Copy out each line exactly as it appears.

(Record set):
--------------------------------
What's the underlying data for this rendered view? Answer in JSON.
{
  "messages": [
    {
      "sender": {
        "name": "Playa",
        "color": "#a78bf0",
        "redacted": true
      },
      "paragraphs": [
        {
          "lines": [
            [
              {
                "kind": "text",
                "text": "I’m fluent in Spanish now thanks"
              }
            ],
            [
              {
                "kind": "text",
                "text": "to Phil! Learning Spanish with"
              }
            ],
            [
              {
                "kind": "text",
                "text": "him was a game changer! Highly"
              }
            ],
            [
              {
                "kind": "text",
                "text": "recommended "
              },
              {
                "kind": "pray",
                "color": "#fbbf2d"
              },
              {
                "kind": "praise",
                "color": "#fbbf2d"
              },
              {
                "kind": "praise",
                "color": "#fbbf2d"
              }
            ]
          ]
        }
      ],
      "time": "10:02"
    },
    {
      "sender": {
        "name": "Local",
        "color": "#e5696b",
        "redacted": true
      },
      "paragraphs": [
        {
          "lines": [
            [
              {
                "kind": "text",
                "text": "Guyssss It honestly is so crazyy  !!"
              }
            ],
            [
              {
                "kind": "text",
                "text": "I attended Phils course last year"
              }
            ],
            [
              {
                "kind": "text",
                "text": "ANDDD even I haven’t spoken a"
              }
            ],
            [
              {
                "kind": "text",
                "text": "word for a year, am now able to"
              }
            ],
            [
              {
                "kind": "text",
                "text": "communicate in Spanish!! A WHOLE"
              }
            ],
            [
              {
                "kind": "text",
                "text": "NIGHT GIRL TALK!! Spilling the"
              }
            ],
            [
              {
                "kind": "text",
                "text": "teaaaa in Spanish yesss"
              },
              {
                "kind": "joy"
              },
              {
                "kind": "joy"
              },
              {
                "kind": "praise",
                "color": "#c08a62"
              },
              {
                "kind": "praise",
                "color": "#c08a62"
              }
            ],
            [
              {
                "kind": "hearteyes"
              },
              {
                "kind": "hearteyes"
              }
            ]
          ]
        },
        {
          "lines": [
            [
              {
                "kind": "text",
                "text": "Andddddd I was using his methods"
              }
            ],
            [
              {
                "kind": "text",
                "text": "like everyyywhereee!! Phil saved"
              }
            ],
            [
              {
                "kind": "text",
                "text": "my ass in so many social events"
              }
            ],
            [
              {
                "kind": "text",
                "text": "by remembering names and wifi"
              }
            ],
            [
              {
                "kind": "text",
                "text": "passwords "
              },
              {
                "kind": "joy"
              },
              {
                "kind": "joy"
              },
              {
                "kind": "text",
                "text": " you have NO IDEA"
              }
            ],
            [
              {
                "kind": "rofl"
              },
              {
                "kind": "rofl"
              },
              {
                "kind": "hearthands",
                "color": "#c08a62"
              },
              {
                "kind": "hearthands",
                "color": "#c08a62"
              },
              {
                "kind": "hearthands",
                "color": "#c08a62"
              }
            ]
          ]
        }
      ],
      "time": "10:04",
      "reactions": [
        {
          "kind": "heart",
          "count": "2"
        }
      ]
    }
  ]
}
--------------------------------
(Task answer):
What's the underlying data for this rendered view? Answer in JSON.
{
  "messages": [
    {
      "sender": {
        "name": "Playa",
        "color": "#a78bf0",
        "redacted": true
      },
      "paragraphs": [
        {
          "lines": [
            [
              {
                "kind": "text",
                "text": "I’m fluent in Spanish now thanks"
              }
            ],
            [
              {
                "kind": "text",
                "text": "to Phil! Learning Spanish with"
              }
            ],
            [
              {
                "kind": "text",
                "text": "him was a game changer! Highly"
              }
            ],
            [
              {
                "kind": "text",
                "text": "recommended "
              },
              {
                "kind": "pray",
                "color": "#fbbf2d"
              },
              {
                "kind": "praise",
                "color": "#fbbf2d"
              },
              {
                "kind": "praise",
                "color": "#fbbf2d"
              }
            ]
          ]
        }
      ],
      "time": "10:02"
    },
    {
      "sender": {
        "name": "Local",
        "color": "#e5696b",
        "redacted": true
      },
      "paragraphs": [
        {
          "lines": [
            [
              {
                "kind": "text",
                "text": "Guyssss It honestly is so crazyy  !!"
              }
            ],
            [
              {
                "kind": "text",
                "text": "I attended Phils course last year"
              }
            ],
            [
              {
                "kind": "text",
                "text": "ANDDD even I haven’t spoken a"
              }
            ],
            [
              {
                "kind": "text",
                "text": "word for a year, am now able to"
              }
            ],
            [
              {
                "kind": "text",
                "text": "communicate in Spanish!! A WHOLE"
              }
            ],
            [
              {
                "kind": "text",
                "text": "NIGHT GIRL TALK!! Spilling the"
              }
            ],
            [
              {
                "kind": "text",
                "text": "teaaaa in Spanish yesss"
              },
              {
                "kind": "joy"
              },
              {
                "kind": "joy"
              },
              {
                "kind": "praise",
                "color": "#c08a62"
              },
              {
                "kind": "praise",
                "color": "#c08a62"
              }
            ],
            [
              {
                "kind": "hearteyes"
              },
              {
                "kind": "hearteyes"
              }
            ]
          ]
        },
        {
          "lines": [
            [
              {
                "kind": "text",
                "text": "Andddddd I was using his methods"
              }
            ],
            [
              {
                "kind": "text",
                "text": "like everyyywhereee!! Phil saved"
              }
            ],
            [
              {
                "kind": "text",
                "text": "my ass in so many social events"
              }
            ],
            [
              {
                "kind": "text",
                "text": "by remembering names and wifi"
              }
            ],
            [
              {
                "kind": "text",
                "text": "passwords "
              },
              {
                "kind": "joy"
              },
              {
                "kind": "joy"
              },
              {
                "kind": "text",
                "text": " you have NO IDEA"
              }
            ],
            [
              {
                "kind": "rofl"
              },
              {
                "kind": "rofl"
              },
              {
                "kind": "hearthands",
                "color": "#c08a62"
              },
              {
                "kind": "hearthands",
                "color": "#c08a62"
              },
              {
                "kind": "hearthands",
                "color": "#c08a62"
              }
            ]
          ]
        }
      ],
      "time": "10:04",
      "reactions": [
        {
          "kind": "heart",
          "count": "2"
        }
      ]
    }
  ]
}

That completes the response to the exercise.